Exercise requirements:
Print the entries in full, word for word, but not the pictures.

[start of Records for this exercise]

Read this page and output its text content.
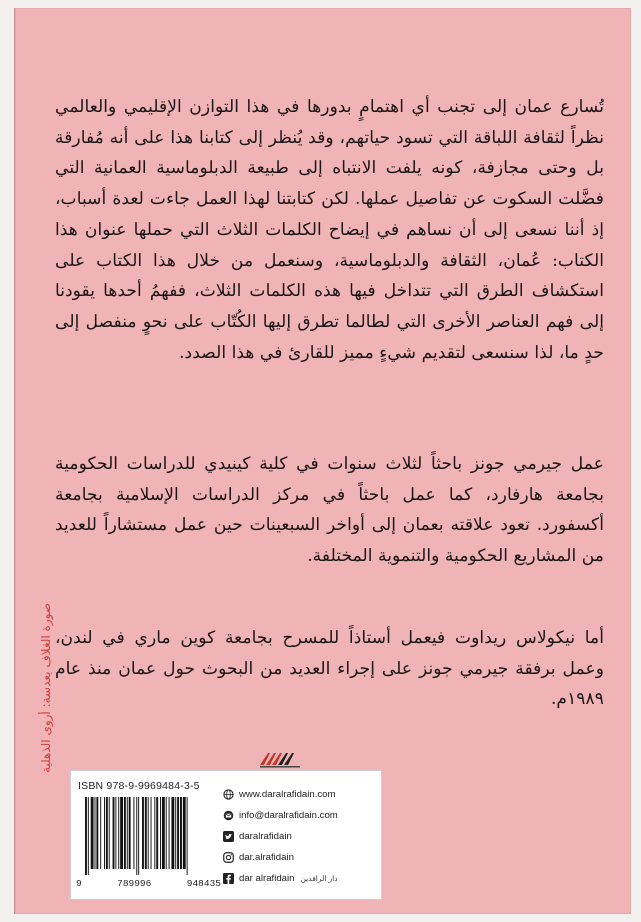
تُسارع عمان إلى تجنب أي اهتمامٍ بدورها في هذا التوازن الإقليمي والعالمي نظراً لثقافة اللباقة التي تسود حياتهم، وقد يُنظر إلى كتابنا هذا على أنه مُفارقة بل وحتى مجازفة، كونه يلفت الانتباه إلى طبيعة الدبلوماسية العمانية التي فضَّلت السكوت عن تفاصيل عملها. لكن كتابتنا لهذا العمل جاءت لعدة أسباب، إذ أننا نسعى إلى أن نساهم في إيضاح الكلمات الثلاث التي حملها عنوان هذا الكتاب: عُمان، الثقافة والدبلوماسية، وسنعمل من خلال هذا الكتاب على استكشاف الطرق التي تتداخل فيها هذه الكلمات الثلاث، ففهمُ أحدها يقودنا إلى فهم العناصر الأخرى التي لطالما تطرق إليها الكُتّاب على نحوٍ منفصل إلى حدٍ ما، لذا سنسعى لتقديم شيءٍ مميز للقارئ في هذا الصدد.
عمل جيرمي جونز باحثاً لثلاث سنوات في كلية كينيدي للدراسات الحكومية بجامعة هارفارد، كما عمل باحثاً في مركز الدراسات الإسلامية بجامعة أكسفورد. تعود علاقته بعمان إلى أواخر السبعينات حين عمل مستشاراً للعديد من المشاريع الحكومية والتنموية المختلفة.
أما نيكولاس ريداوت فيعمل أستاذاً للمسرح بجامعة كوين ماري في لندن، وعمل برفقة جيرمي جونز على إجراء العديد من البحوث حول عمان منذ عام ١٩٨٩م.
صورة الغلاف بعدسة: أروى الذهلية
ISBN 978-9-9969484-3-5
9	789996	948435
www.daralrafidain.com
info@daralrafidain.com
daralrafidain
dar.alrafidain
dar alrafidain دار الرافدين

[end of Records for this exercise]

Solution:
Read this page and output its text content.
تُسارع عمان إلى تجنب أي اهتمامٍ بدورها في هذا التوازن الإقليمي والعالمي نظراً لثقافة اللباقة التي تسود حياتهم، وقد يُنظر إلى كتابنا هذا على أنه مُفارقة بل وحتى مجازفة، كونه يلفت الانتباه إلى طبيعة الدبلوماسية العمانية التي فضَّلت السكوت عن تفاصيل عملها. لكن كتابتنا لهذا العمل جاءت لعدة أسباب، إذ أننا نسعى إلى أن نساهم في إيضاح الكلمات الثلاث التي حملها عنوان هذا الكتاب: عُمان، الثقافة والدبلوماسية، وسنعمل من خلال هذا الكتاب على استكشاف الطرق التي تتداخل فيها هذه الكلمات الثلاث، ففهمُ أحدها يقودنا إلى فهم العناصر الأخرى التي لطالما تطرق إليها الكُتّاب على نحوٍ منفصل إلى حدٍ ما، لذا سنسعى لتقديم شيءٍ مميز للقارئ في هذا الصدد.
عمل جيرمي جونز باحثاً لثلاث سنوات في كلية كينيدي للدراسات الحكومية بجامعة هارفارد، كما عمل باحثاً في مركز الدراسات الإسلامية بجامعة أكسفورد. تعود علاقته بعمان إلى أواخر السبعينات حين عمل مستشاراً للعديد من المشاريع الحكومية والتنموية المختلفة.
أما نيكولاس ريداوت فيعمل أستاذاً للمسرح بجامعة كوين ماري في لندن، وعمل برفقة جيرمي جونز على إجراء العديد من البحوث حول عمان منذ عام ١٩٨٩م.
صورة الغلاف بعدسة: أروى الذهلية
ISBN 978-9-9969484-3-5
9	789996	948435
www.daralrafidain.com
info@daralrafidain.com
daralrafidain
dar.alrafidain
dar alrafidain دار الرافدين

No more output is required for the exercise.